Objective: Gather, from the data below, each line in which the word "this" occurs.

Available data:
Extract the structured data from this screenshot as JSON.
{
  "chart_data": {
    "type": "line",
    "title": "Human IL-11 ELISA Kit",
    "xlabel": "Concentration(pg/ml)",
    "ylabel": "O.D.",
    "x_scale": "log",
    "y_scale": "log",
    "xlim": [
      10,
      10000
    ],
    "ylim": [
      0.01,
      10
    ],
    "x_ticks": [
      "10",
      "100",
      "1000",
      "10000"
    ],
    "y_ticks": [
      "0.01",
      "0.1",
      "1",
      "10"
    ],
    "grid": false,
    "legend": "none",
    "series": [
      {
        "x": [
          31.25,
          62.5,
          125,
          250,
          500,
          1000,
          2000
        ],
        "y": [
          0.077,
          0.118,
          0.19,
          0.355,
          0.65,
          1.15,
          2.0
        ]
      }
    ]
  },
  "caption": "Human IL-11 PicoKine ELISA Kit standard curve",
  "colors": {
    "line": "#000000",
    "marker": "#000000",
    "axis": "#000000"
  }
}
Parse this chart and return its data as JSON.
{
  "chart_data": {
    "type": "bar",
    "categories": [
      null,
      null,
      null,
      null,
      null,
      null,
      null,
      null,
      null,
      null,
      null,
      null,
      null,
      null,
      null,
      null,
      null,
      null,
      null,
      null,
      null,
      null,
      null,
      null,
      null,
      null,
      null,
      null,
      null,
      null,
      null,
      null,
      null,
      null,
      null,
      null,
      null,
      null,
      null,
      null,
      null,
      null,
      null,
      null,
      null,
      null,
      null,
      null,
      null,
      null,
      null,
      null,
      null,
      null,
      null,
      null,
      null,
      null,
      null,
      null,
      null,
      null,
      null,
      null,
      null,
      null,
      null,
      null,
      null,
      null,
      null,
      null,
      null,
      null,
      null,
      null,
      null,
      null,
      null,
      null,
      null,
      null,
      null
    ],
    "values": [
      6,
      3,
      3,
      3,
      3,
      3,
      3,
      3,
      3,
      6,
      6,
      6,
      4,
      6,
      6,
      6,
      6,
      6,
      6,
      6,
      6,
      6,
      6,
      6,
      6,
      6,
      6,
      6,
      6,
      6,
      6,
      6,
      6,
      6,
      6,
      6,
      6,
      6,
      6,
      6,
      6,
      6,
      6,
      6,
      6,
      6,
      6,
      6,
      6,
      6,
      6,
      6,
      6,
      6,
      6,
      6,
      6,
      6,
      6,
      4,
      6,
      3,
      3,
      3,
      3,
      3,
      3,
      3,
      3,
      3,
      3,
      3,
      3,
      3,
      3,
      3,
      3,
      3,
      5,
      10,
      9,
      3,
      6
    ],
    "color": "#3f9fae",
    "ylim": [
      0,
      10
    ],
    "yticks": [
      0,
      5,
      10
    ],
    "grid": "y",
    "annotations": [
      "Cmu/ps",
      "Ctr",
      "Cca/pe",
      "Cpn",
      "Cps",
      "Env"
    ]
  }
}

Reply:
Extract the structured data from this screenshot as JSON.
Parse this chart and return its data as JSON.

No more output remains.